Z. Naturforsch. 68a, 412 – 420
On the Analytic Solution for a Steady Magnetohydrodynamic Equation
1 Young Researchers Club and Elites, Ardabil Branch, Islamic Azad University, Ardabil, Iran
2 Young Researchers Club and Elites, Buinzahra Branch, Islamic Azad University, Buinzahra, Iran
3 Ege University, Science Faculty, Department of Mathematics, 35100 Bornova Izmir, Turkey
4 Department of Mathematics, Imam Khomeini International University, Ghazvin 34149, Iran
Received August 17, 2012 / revised December 26, 2012 / published online May 1, 2013
The purpose of this study is to apply the Laplace–Adomian Decomposition Method (LADM) for obtaining the analytical and numerical solutions of a nonlinear differential equation that describes a magnetohydrodynamic (MHD) flow near the forward stagnation point of two-dimensional and axisymmetric bodies. By using this method, the similarity solutions of the problem are obtained for some typical values of the model parameters. For getting computational solutions, we combined the obtained series solutions by LADM with the Padé approximation. The method is easy to apply and gives high accurate results. The presented results through tables and figures show the efficiency and accuracy of the proposed technique.
Key words: Laplace Transformation; Adomian Decomposition Method; Padé Approximation; Navier–Stokes Equations; Semi-Infinite Interval; MHD Flow.
PACS numbers: 02.30.Hq; 02.30.Mv; 02.60.Lj; 47.15.Cb
::::::::::
Task statement =>
In the magnetohydrodynamics abstract above, which approximation was combined with the series solutions obtained by LADM to produce computational solutions?
::::::::::
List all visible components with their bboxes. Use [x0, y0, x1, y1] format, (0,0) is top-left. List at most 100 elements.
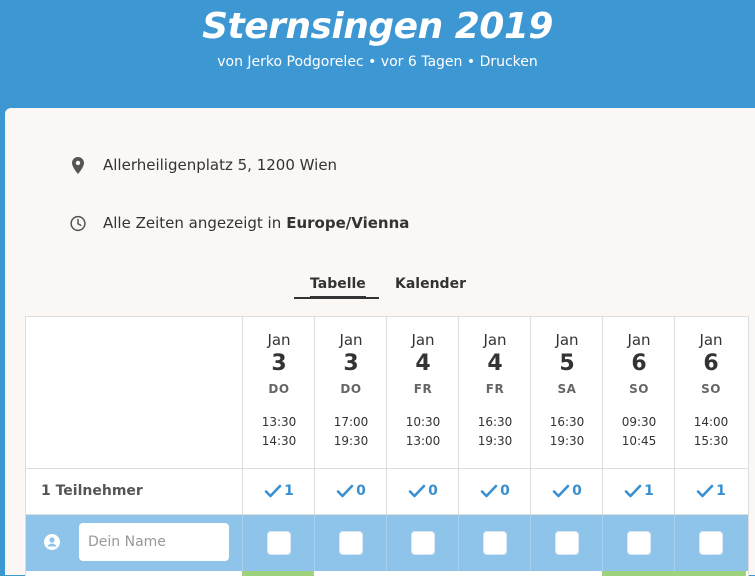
vote-checkbox[interactable] — [267, 531, 291, 555]
date-option-header: Jan 3 DO 17:00 19:30 — [314, 317, 387, 468]
author-text: von Jerko Podgorelec — [217, 54, 364, 70]
timezone-value: Europe/Vienna — [286, 214, 410, 232]
option-day: 3 — [271, 351, 287, 376]
view-tabs: Tabelle Kalender — [5, 276, 755, 300]
option-start-time: 13:30 — [261, 415, 297, 429]
option-month: Jan — [699, 331, 723, 349]
option-end-time: 10:45 — [621, 434, 657, 448]
option-yes-count: 1 — [602, 468, 675, 514]
separator: • — [466, 54, 476, 70]
poll-title: Sternsingen 2019 — [202, 6, 553, 47]
option-month: Jan — [627, 331, 651, 349]
poll-panel: Allerheiligenplatz 5, 1200 Wien Alle Zei… — [5, 108, 755, 576]
option-end-time: 13:00 — [405, 434, 441, 448]
checkmark-icon — [480, 484, 500, 498]
option-end-time: 14:30 — [261, 434, 297, 448]
option-day: 4 — [415, 351, 431, 376]
print-link[interactable]: Drucken — [479, 54, 538, 70]
vote-checkbox[interactable] — [339, 531, 363, 555]
date-option-header: Jan 6 SO 09:30 10:45 — [602, 317, 675, 468]
poll-table: Jan 3 DO 13:30 14:30 Jan 3 DO 17:00 19:30 Jan 4 FR 10… — [25, 316, 749, 576]
option-weekday: SO — [629, 382, 649, 396]
option-end-time: 19:30 — [549, 434, 585, 448]
yes-vote-bar — [242, 571, 314, 576]
participants-count-label: 1 Teilnehmer — [41, 483, 143, 499]
location-pin-icon — [70, 156, 86, 174]
yes-vote-bar — [602, 571, 674, 576]
date-option-header: Jan 4 FR 16:30 19:30 — [458, 317, 531, 468]
option-yes-count: 1 — [242, 468, 315, 514]
option-start-time: 17:00 — [333, 415, 369, 429]
option-yes-count: 0 — [530, 468, 603, 514]
checkbox-cell — [530, 515, 603, 571]
checkmark-icon — [336, 484, 356, 498]
option-month: Jan — [339, 331, 363, 349]
checkbox-cell — [602, 515, 675, 571]
count-value: 0 — [572, 483, 582, 499]
vote-checkbox[interactable] — [699, 531, 723, 555]
count-value: 1 — [644, 483, 654, 499]
checkmark-icon — [264, 484, 284, 498]
count-value: 1 — [284, 483, 294, 499]
option-yes-count: 0 — [314, 468, 387, 514]
time-ago: vor 6 Tagen — [380, 54, 463, 70]
checkmark-icon — [624, 484, 644, 498]
count-value: 0 — [500, 483, 510, 499]
user-icon — [44, 534, 60, 550]
option-weekday: FR — [485, 382, 505, 396]
date-option-header: Jan 4 FR 10:30 13:00 — [386, 317, 459, 468]
checkmark-icon — [696, 484, 716, 498]
date-option-header: Jan 6 SO 14:00 15:30 — [674, 317, 747, 468]
checkbox-cell — [386, 515, 459, 571]
checkbox-cell — [674, 515, 747, 571]
checkmark-icon — [408, 484, 428, 498]
count-value: 1 — [716, 483, 726, 499]
option-weekday: SA — [557, 382, 577, 396]
separator: • — [368, 54, 377, 70]
active-tab-underline — [294, 297, 379, 299]
option-end-time: 15:30 — [693, 434, 729, 448]
checkbox-cell — [242, 515, 315, 571]
timezone-prefix: Alle Zeiten angezeigt in — [103, 214, 282, 232]
option-day: 6 — [703, 351, 719, 376]
new-participant-row — [26, 515, 748, 571]
option-day: 3 — [343, 351, 359, 376]
option-month: Jan — [411, 331, 435, 349]
clock-icon — [70, 214, 86, 232]
option-month: Jan — [267, 331, 291, 349]
location-row: Allerheiligenplatz 5, 1200 Wien — [70, 156, 337, 174]
option-day: 4 — [487, 351, 503, 376]
yes-vote-bar — [674, 571, 746, 576]
option-weekday: DO — [340, 382, 362, 396]
divider — [26, 514, 748, 515]
option-day: 5 — [559, 351, 575, 376]
option-day: 6 — [631, 351, 647, 376]
name-input[interactable] — [79, 523, 229, 561]
option-yes-count: 0 — [458, 468, 531, 514]
option-start-time: 09:30 — [621, 415, 657, 429]
checkbox-cell — [458, 515, 531, 571]
tab-table[interactable]: Tabelle — [310, 276, 366, 298]
poll-meta: von Jerko Podgorelec • vor 6 Tagen • Dru… — [0, 54, 755, 70]
count-value: 0 — [428, 483, 438, 499]
vote-checkbox[interactable] — [555, 531, 579, 555]
option-start-time: 16:30 — [549, 415, 585, 429]
checkmark-icon — [552, 484, 572, 498]
date-option-header: Jan 5 SA 16:30 19:30 — [530, 317, 603, 468]
count-value: 0 — [356, 483, 366, 499]
tab-calendar[interactable]: Kalender — [395, 276, 466, 292]
option-start-time: 10:30 — [405, 415, 441, 429]
vote-checkbox[interactable] — [627, 531, 651, 555]
location-text: Allerheiligenplatz 5, 1200 Wien — [103, 156, 338, 174]
option-end-time: 19:30 — [477, 434, 513, 448]
option-start-time: 16:30 — [477, 415, 513, 429]
vote-checkbox[interactable] — [483, 531, 507, 555]
option-weekday: FR — [413, 382, 433, 396]
option-month: Jan — [555, 331, 579, 349]
divider — [26, 468, 748, 469]
date-option-header: Jan 3 DO 13:30 14:30 — [242, 317, 315, 468]
option-weekday: DO — [268, 382, 290, 396]
vote-checkbox[interactable] — [411, 531, 435, 555]
timezone-row: Alle Zeiten angezeigt in Europe/Vienna — [70, 214, 409, 232]
option-weekday: SO — [701, 382, 721, 396]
::::::::::
Answer for this exercise =>
The Padé approximation.